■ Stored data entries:
__________

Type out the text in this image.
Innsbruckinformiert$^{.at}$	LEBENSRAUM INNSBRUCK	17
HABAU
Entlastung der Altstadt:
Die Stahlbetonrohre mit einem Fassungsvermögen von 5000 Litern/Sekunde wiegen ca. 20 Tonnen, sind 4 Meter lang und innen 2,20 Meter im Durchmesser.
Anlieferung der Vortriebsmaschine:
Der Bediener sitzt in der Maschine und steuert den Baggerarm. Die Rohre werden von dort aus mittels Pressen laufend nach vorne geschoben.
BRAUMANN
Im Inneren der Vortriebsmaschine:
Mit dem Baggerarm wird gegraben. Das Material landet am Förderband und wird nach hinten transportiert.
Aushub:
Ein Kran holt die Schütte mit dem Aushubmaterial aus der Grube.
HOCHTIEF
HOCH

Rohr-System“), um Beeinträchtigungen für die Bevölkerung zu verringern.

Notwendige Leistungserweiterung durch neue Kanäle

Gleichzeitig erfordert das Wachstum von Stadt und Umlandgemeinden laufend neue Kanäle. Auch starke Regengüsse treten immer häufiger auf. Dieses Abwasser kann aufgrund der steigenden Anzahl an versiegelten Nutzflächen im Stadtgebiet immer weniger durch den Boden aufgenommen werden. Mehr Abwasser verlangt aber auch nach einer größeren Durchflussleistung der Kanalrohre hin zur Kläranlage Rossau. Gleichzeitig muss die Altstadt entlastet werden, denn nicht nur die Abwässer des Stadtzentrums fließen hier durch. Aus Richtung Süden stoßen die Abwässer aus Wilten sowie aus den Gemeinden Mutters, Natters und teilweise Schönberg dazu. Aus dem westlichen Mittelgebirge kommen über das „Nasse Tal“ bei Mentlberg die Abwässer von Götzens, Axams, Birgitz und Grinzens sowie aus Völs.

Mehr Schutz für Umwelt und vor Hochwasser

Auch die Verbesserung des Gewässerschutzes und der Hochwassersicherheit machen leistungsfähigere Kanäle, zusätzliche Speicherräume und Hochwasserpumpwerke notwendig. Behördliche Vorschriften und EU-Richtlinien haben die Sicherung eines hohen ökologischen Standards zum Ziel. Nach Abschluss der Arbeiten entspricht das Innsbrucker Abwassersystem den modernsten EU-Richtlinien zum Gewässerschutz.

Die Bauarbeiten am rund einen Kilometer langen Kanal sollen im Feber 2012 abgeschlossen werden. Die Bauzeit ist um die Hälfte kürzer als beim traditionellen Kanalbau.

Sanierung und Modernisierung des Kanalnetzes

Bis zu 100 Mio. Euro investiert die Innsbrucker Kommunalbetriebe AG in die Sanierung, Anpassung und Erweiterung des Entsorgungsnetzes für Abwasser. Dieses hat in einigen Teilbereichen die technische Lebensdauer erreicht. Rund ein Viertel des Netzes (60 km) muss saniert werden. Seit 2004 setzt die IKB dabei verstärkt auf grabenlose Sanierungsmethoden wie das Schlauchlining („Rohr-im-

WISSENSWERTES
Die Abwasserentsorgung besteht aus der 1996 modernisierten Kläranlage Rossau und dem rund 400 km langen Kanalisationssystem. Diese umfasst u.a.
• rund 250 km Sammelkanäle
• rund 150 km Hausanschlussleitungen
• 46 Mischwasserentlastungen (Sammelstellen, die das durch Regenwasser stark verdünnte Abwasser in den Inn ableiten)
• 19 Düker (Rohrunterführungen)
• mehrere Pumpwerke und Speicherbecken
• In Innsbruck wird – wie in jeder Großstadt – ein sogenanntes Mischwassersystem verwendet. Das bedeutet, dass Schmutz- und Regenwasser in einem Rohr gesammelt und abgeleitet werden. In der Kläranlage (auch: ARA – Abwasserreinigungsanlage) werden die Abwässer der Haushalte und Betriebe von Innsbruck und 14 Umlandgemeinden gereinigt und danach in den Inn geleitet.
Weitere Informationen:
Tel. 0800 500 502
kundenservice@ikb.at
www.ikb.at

__________

■ Task to complete: Provide the count, and nothing else, of lines in the data above where the word "neue" occurs.

■ Answer to this exercise: 2